_TASK BRIEF_
Output the data that follows exactly, line for line.
BEGIN
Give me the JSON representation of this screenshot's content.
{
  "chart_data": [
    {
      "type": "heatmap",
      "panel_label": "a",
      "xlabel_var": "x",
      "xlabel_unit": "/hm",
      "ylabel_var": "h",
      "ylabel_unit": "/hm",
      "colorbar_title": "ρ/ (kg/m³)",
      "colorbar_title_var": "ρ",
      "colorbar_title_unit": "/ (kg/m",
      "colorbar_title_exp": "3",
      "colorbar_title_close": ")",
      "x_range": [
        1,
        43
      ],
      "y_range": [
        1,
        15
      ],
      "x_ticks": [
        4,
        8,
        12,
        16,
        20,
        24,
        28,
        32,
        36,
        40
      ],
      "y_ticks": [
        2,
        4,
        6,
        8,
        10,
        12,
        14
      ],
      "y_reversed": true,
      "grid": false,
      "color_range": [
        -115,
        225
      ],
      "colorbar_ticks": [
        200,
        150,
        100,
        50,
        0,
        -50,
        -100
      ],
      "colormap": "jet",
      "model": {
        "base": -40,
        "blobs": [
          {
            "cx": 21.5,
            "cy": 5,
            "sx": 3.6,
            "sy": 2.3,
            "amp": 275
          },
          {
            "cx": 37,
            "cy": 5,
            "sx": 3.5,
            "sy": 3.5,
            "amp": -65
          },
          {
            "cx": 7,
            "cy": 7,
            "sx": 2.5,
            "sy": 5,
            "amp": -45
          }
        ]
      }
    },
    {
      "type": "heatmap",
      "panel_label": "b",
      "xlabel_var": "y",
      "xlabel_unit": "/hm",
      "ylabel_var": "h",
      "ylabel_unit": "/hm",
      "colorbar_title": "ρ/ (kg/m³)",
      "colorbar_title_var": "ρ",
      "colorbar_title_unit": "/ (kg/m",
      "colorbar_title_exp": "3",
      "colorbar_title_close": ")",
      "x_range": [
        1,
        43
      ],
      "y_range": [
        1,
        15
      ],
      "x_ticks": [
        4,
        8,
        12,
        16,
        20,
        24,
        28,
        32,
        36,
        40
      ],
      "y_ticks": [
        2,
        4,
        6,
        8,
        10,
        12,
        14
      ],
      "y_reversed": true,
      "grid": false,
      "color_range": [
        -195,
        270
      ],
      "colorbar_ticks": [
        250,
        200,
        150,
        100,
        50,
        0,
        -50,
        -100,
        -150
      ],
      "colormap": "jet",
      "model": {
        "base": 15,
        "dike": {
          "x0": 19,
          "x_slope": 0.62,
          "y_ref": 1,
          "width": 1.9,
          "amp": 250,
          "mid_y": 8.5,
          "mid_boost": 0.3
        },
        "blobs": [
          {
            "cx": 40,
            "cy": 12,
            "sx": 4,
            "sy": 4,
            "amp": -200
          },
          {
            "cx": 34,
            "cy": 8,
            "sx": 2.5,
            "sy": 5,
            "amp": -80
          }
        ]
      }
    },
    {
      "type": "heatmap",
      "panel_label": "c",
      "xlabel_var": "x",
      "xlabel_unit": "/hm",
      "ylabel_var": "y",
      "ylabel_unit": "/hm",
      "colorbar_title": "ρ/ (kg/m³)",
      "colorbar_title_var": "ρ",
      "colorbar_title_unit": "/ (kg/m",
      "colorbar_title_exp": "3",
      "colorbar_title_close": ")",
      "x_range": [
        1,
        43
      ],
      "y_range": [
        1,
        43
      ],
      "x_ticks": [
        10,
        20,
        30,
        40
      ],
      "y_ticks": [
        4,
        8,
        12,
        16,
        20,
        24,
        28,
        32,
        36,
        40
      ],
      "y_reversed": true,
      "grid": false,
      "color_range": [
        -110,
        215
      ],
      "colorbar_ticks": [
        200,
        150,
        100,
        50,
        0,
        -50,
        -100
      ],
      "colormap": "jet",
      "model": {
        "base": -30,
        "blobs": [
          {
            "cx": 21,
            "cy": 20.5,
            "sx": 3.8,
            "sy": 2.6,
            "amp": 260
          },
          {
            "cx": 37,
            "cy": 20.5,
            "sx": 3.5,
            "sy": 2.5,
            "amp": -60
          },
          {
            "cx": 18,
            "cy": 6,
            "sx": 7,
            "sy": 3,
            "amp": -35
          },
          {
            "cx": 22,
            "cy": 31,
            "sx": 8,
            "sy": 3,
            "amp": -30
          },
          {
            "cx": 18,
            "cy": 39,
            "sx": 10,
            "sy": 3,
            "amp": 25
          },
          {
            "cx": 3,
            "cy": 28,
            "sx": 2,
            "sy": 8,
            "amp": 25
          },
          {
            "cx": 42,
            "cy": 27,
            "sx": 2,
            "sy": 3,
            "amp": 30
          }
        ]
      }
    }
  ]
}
END
_ANSWER FOR THIS EXERCISE_
Give me the JSON representation of this screenshot's content.
{
  "chart_data": [
    {
      "type": "heatmap",
      "panel_label": "a",
      "xlabel_var": "x",
      "xlabel_unit": "/hm",
      "ylabel_var": "h",
      "ylabel_unit": "/hm",
      "colorbar_title": "ρ/ (kg/m³)",
      "colorbar_title_var": "ρ",
      "colorbar_title_unit": "/ (kg/m",
      "colorbar_title_exp": "3",
      "colorbar_title_close": ")",
      "x_range": [
        1,
        43
      ],
      "y_range": [
        1,
        15
      ],
      "x_ticks": [
        4,
        8,
        12,
        16,
        20,
        24,
        28,
        32,
        36,
        40
      ],
      "y_ticks": [
        2,
        4,
        6,
        8,
        10,
        12,
        14
      ],
      "y_reversed": true,
      "grid": false,
      "color_range": [
        -115,
        225
      ],
      "colorbar_ticks": [
        200,
        150,
        100,
        50,
        0,
        -50,
        -100
      ],
      "colormap": "jet",
      "model": {
        "base": -40,
        "blobs": [
          {
            "cx": 21.5,
            "cy": 5,
            "sx": 3.6,
            "sy": 2.3,
            "amp": 275
          },
          {
            "cx": 37,
            "cy": 5,
            "sx": 3.5,
            "sy": 3.5,
            "amp": -65
          },
          {
            "cx": 7,
            "cy": 7,
            "sx": 2.5,
            "sy": 5,
            "amp": -45
          }
        ]
      }
    },
    {
      "type": "heatmap",
      "panel_label": "b",
      "xlabel_var": "y",
      "xlabel_unit": "/hm",
      "ylabel_var": "h",
      "ylabel_unit": "/hm",
      "colorbar_title": "ρ/ (kg/m³)",
      "colorbar_title_var": "ρ",
      "colorbar_title_unit": "/ (kg/m",
      "colorbar_title_exp": "3",
      "colorbar_title_close": ")",
      "x_range": [
        1,
        43
      ],
      "y_range": [
        1,
        15
      ],
      "x_ticks": [
        4,
        8,
        12,
        16,
        20,
        24,
        28,
        32,
        36,
        40
      ],
      "y_ticks": [
        2,
        4,
        6,
        8,
        10,
        12,
        14
      ],
      "y_reversed": true,
      "grid": false,
      "color_range": [
        -195,
        270
      ],
      "colorbar_ticks": [
        250,
        200,
        150,
        100,
        50,
        0,
        -50,
        -100,
        -150
      ],
      "colormap": "jet",
      "model": {
        "base": 15,
        "dike": {
          "x0": 19,
          "x_slope": 0.62,
          "y_ref": 1,
          "width": 1.9,
          "amp": 250,
          "mid_y": 8.5,
          "mid_boost": 0.3
        },
        "blobs": [
          {
            "cx": 40,
            "cy": 12,
            "sx": 4,
            "sy": 4,
            "amp": -200
          },
          {
            "cx": 34,
            "cy": 8,
            "sx": 2.5,
            "sy": 5,
            "amp": -80
          }
        ]
      }
    },
    {
      "type": "heatmap",
      "panel_label": "c",
      "xlabel_var": "x",
      "xlabel_unit": "/hm",
      "ylabel_var": "y",
      "ylabel_unit": "/hm",
      "colorbar_title": "ρ/ (kg/m³)",
      "colorbar_title_var": "ρ",
      "colorbar_title_unit": "/ (kg/m",
      "colorbar_title_exp": "3",
      "colorbar_title_close": ")",
      "x_range": [
        1,
        43
      ],
      "y_range": [
        1,
        43
      ],
      "x_ticks": [
        10,
        20,
        30,
        40
      ],
      "y_ticks": [
        4,
        8,
        12,
        16,
        20,
        24,
        28,
        32,
        36,
        40
      ],
      "y_reversed": true,
      "grid": false,
      "color_range": [
        -110,
        215
      ],
      "colorbar_ticks": [
        200,
        150,
        100,
        50,
        0,
        -50,
        -100
      ],
      "colormap": "jet",
      "model": {
        "base": -30,
        "blobs": [
          {
            "cx": 21,
            "cy": 20.5,
            "sx": 3.8,
            "sy": 2.6,
            "amp": 260
          },
          {
            "cx": 37,
            "cy": 20.5,
            "sx": 3.5,
            "sy": 2.5,
            "amp": -60
          },
          {
            "cx": 18,
            "cy": 6,
            "sx": 7,
            "sy": 3,
            "amp": -35
          },
          {
            "cx": 22,
            "cy": 31,
            "sx": 8,
            "sy": 3,
            "amp": -30
          },
          {
            "cx": 18,
            "cy": 39,
            "sx": 10,
            "sy": 3,
            "amp": 25
          },
          {
            "cx": 3,
            "cy": 28,
            "sx": 2,
            "sy": 8,
            "amp": 25
          },
          {
            "cx": 42,
            "cy": 27,
            "sx": 2,
            "sy": 3,
            "amp": 30
          }
        ]
      }
    }
  ]
}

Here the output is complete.